» **INPUT**
# # # #

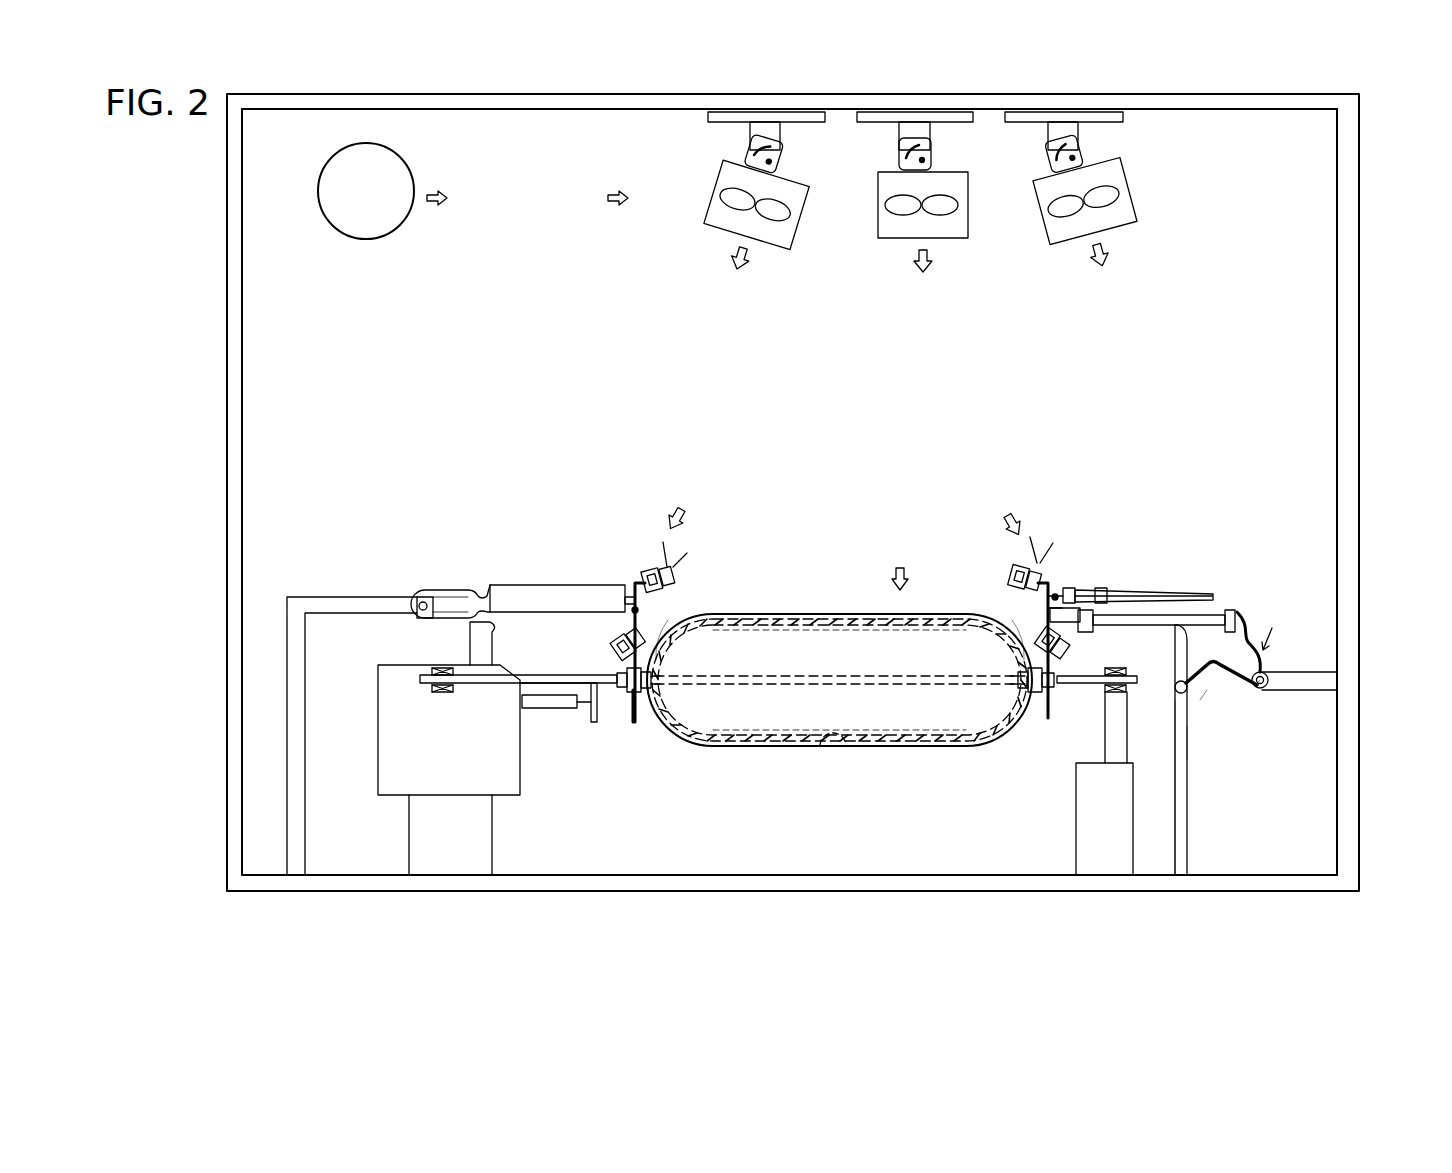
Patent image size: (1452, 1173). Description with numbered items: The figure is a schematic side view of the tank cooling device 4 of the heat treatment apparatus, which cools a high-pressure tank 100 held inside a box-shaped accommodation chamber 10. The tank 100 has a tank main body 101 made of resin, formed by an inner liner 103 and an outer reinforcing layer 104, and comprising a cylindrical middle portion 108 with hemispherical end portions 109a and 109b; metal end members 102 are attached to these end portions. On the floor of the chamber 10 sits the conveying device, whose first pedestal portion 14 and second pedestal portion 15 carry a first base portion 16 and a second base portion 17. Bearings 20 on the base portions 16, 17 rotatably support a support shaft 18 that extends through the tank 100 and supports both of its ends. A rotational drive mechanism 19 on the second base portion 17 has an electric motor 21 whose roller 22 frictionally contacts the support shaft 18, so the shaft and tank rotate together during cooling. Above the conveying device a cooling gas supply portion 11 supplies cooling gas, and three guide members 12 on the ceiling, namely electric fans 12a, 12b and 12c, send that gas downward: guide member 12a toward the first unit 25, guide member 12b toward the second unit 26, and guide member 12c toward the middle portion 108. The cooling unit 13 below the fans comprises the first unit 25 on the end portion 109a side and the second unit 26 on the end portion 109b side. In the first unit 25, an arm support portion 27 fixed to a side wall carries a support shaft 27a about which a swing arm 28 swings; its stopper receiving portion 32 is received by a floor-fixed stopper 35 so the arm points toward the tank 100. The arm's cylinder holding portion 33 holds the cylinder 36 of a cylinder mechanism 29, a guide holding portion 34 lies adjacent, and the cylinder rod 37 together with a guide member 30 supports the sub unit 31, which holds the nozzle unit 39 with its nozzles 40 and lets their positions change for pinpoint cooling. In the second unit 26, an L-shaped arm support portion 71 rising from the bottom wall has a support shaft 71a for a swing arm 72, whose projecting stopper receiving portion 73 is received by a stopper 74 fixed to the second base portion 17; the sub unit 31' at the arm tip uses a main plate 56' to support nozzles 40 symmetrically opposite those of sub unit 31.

# # # #

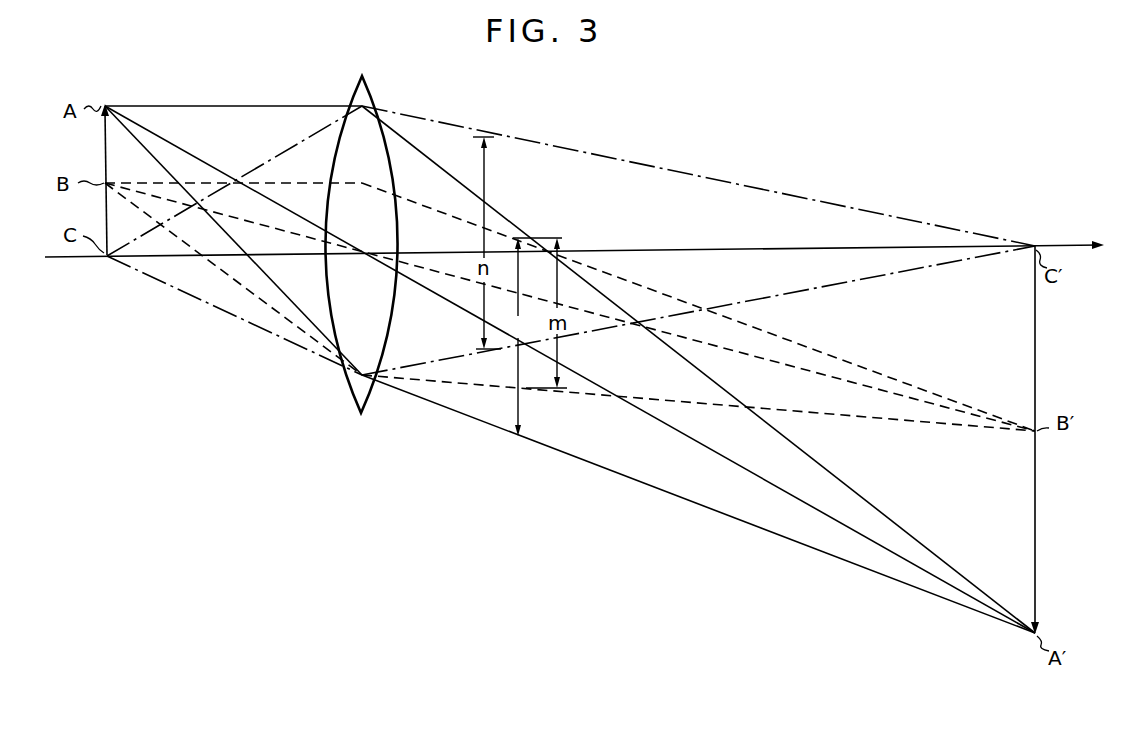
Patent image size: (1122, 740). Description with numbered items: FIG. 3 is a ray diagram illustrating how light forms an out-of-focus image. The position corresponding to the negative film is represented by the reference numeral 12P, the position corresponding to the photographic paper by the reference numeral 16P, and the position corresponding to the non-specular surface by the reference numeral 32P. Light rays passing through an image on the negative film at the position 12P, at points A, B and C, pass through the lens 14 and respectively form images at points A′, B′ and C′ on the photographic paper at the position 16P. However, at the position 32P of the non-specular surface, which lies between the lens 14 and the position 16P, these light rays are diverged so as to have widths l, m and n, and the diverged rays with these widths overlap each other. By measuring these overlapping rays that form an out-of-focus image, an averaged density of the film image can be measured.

# # # #

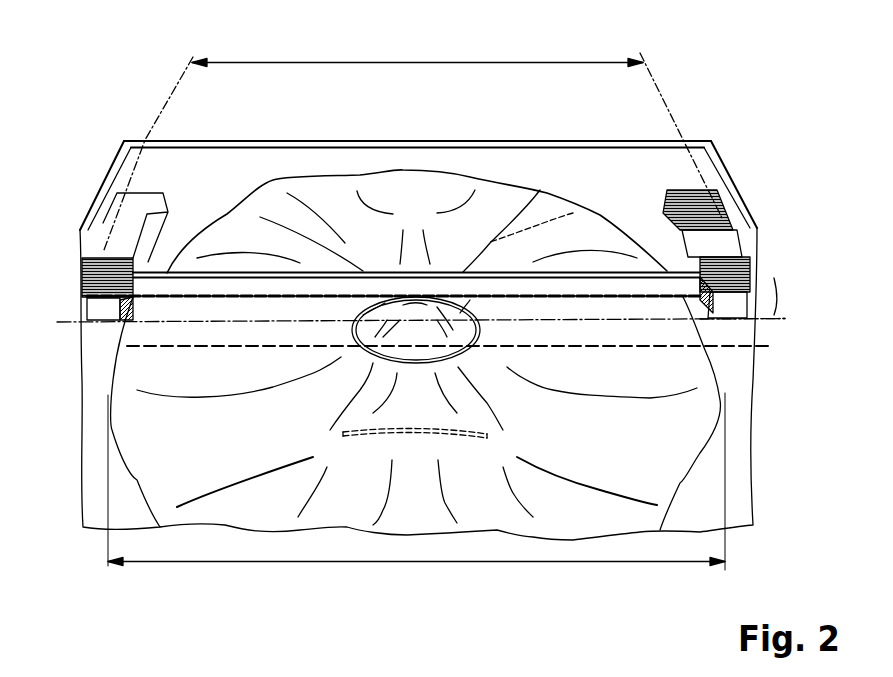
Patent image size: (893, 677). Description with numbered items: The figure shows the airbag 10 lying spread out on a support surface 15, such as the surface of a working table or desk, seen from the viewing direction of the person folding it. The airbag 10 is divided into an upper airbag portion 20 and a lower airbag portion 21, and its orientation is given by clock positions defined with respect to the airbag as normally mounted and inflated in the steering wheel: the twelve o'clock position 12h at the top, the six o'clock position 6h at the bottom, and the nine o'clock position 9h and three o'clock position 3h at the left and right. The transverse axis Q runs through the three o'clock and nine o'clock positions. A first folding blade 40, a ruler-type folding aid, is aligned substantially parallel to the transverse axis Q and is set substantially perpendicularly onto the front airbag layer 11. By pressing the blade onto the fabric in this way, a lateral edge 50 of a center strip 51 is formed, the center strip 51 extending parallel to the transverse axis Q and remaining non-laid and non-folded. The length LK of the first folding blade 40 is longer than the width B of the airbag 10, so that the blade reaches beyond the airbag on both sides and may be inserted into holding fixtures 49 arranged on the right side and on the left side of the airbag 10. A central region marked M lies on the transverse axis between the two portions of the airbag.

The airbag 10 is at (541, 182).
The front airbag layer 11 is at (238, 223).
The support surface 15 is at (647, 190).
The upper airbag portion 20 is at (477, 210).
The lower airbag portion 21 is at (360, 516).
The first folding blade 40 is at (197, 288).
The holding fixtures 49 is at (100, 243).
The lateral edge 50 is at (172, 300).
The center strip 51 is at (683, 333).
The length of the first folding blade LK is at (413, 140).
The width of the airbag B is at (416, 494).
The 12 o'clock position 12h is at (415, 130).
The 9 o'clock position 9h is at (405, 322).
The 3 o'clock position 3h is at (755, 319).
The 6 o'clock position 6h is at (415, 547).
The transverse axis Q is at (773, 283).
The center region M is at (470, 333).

# # # #

» **OBJECTIVE**
List each line in the listing that contains the string "reference", treating uppercase and lowercase letters as different.

» **RESULT OF THIS EXERCISE**
Patent image size: (1122, 740). Description with numbered items: FIG. 3 is a ray diagram illustrating how light forms an out-of-focus image. The position corresponding to the negative film is represented by the reference numeral 12P, the position corresponding to the photographic paper by the reference numeral 16P, and the position corresponding to the non-specular surface by the reference numeral 32P. Light rays passing through an image on the negative film at the position 12P, at points A, B and C, pass through the lens 14 and respectively form images at points A′, B′ and C′ on the photographic paper at the position 16P. However, at the position 32P of the non-specular surface, which lies between the lens 14 and the position 16P, these light rays are diverged so as to have widths l, m and n, and the diverged rays with these widths overlap each other. By measuring these overlapping rays that form an out-of-focus image, an averaged density of the film image can be measured.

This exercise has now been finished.